# WHAT IS BEING ASKED
Report the number of lines in the entries below that include the word "label", and nothing else.

--- Begin ---

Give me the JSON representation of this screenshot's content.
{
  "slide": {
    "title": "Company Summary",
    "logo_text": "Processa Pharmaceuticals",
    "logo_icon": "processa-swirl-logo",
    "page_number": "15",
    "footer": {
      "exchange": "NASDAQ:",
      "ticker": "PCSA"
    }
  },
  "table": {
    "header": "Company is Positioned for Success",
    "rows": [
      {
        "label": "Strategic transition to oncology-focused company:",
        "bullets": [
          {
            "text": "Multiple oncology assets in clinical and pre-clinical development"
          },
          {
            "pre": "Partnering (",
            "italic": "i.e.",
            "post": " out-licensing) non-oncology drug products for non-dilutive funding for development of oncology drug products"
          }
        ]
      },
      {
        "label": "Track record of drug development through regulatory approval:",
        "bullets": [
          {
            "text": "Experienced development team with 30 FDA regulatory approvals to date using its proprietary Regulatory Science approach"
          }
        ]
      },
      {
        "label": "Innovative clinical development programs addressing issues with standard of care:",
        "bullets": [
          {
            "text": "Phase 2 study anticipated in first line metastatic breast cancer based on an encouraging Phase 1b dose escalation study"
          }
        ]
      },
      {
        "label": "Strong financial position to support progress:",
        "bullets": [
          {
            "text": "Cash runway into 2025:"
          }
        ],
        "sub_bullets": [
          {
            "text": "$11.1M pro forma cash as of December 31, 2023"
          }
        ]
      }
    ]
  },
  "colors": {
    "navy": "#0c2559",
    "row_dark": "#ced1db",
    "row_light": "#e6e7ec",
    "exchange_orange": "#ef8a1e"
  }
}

--- End ---

# REPLY TO THE EXERCISE
4